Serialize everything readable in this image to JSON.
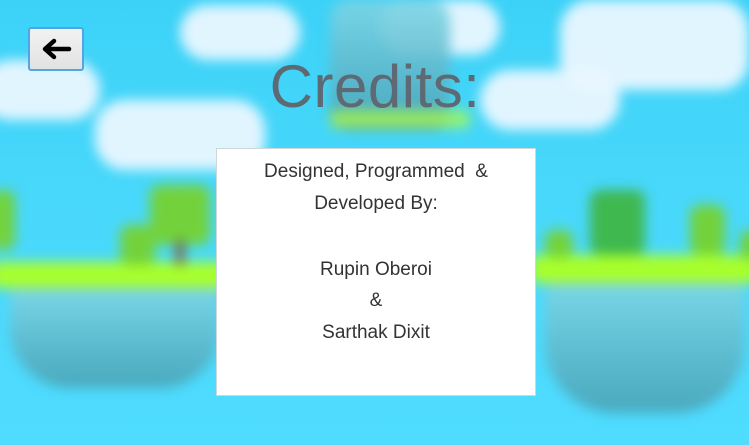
{
  "screen": {
    "title": "Credits:"
  },
  "back_button": {
    "icon": "arrow-left-icon",
    "glyph": "←"
  },
  "credits": {
    "heading_line1": "Designed, Programmed  &",
    "heading_line2": "Developed By:",
    "name1": "Rupin Oberoi",
    "separator": "&",
    "name2": "Sarthak Dixit"
  },
  "colors": {
    "sky": "#3cd2f7",
    "title_text": "#5e6a73",
    "button_border": "#4fa6e3",
    "island_grass": "#a8ff2c"
  }
}
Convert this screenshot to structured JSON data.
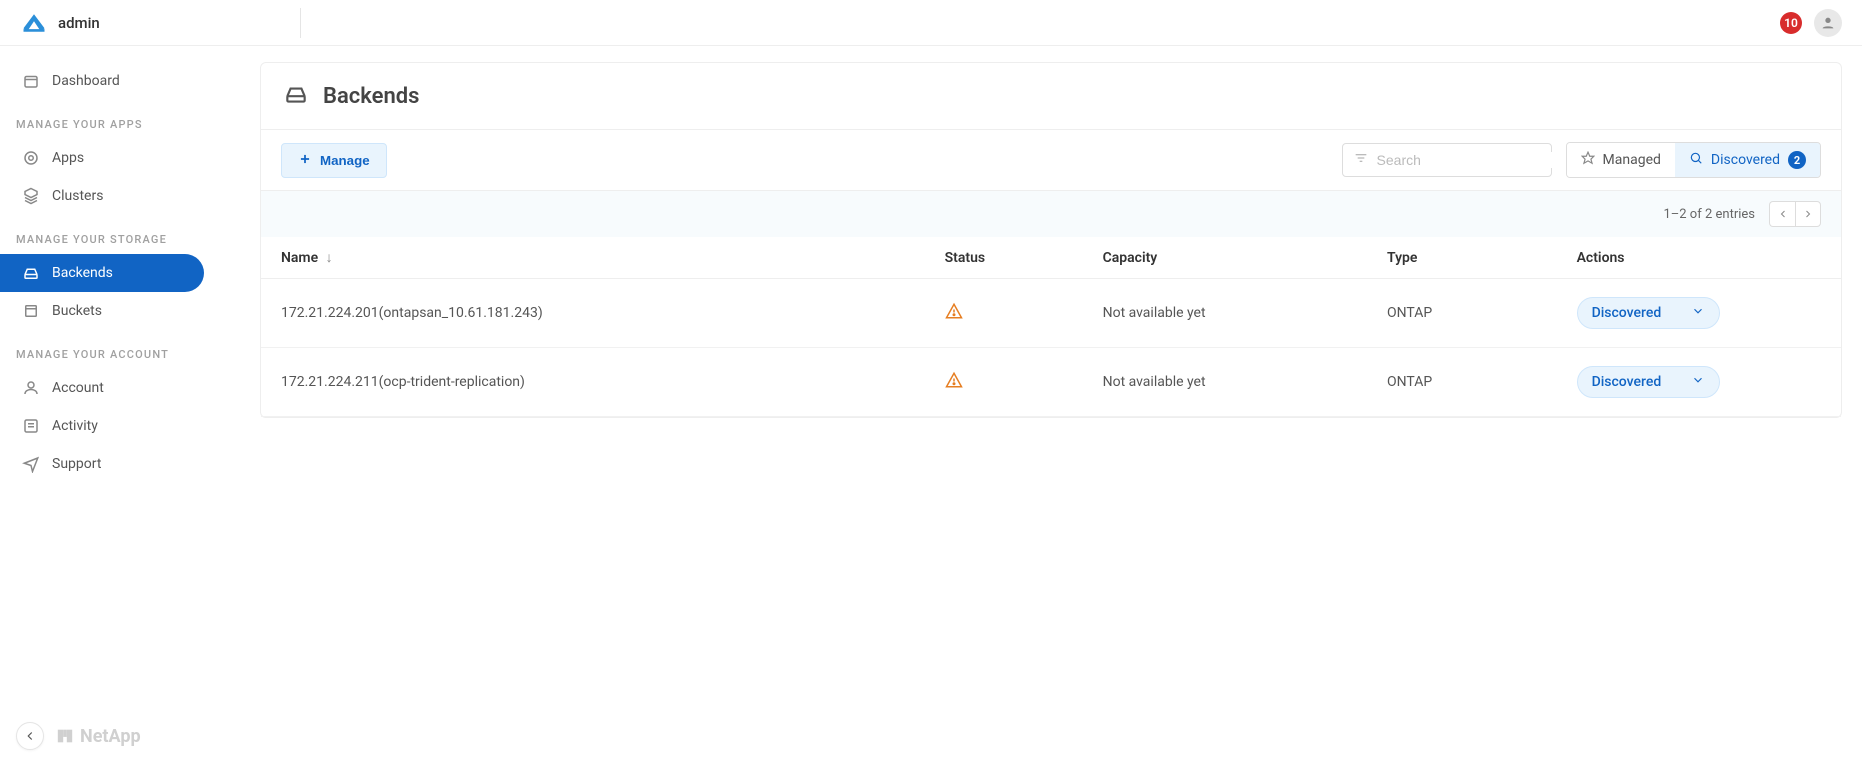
{
  "header": {
    "user": "admin",
    "notifications": "10"
  },
  "sidebar": {
    "sections": [
      {
        "label": "",
        "items": [
          {
            "id": "dashboard",
            "label": "Dashboard"
          }
        ]
      },
      {
        "label": "MANAGE YOUR APPS",
        "items": [
          {
            "id": "apps",
            "label": "Apps"
          },
          {
            "id": "clusters",
            "label": "Clusters"
          }
        ]
      },
      {
        "label": "MANAGE YOUR STORAGE",
        "items": [
          {
            "id": "backends",
            "label": "Backends",
            "active": true
          },
          {
            "id": "buckets",
            "label": "Buckets"
          }
        ]
      },
      {
        "label": "MANAGE YOUR ACCOUNT",
        "items": [
          {
            "id": "account",
            "label": "Account"
          },
          {
            "id": "activity",
            "label": "Activity"
          },
          {
            "id": "support",
            "label": "Support"
          }
        ]
      }
    ],
    "vendor": "NetApp"
  },
  "page": {
    "title": "Backends",
    "manage_btn": "Manage",
    "search_placeholder": "Search",
    "seg_managed": "Managed",
    "seg_discovered": "Discovered",
    "discovered_count": "2",
    "pagination_text": "1–2 of 2 entries",
    "columns": {
      "name": "Name",
      "status": "Status",
      "capacity": "Capacity",
      "type": "Type",
      "actions": "Actions"
    },
    "rows": [
      {
        "name": "172.21.224.201(ontapsan_10.61.181.243)",
        "status": "warning",
        "capacity": "Not available yet",
        "type": "ONTAP",
        "action": "Discovered"
      },
      {
        "name": "172.21.224.211(ocp-trident-replication)",
        "status": "warning",
        "capacity": "Not available yet",
        "type": "ONTAP",
        "action": "Discovered"
      }
    ]
  }
}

....

→ **EXERCISE DETAILS**:
Scan the material above for the string "JSON" and report each line where you find it.

→ **FULL RESPONSE**:
Serialize everything readable in this image to JSON.
Convert this screenshot to structured JSON data.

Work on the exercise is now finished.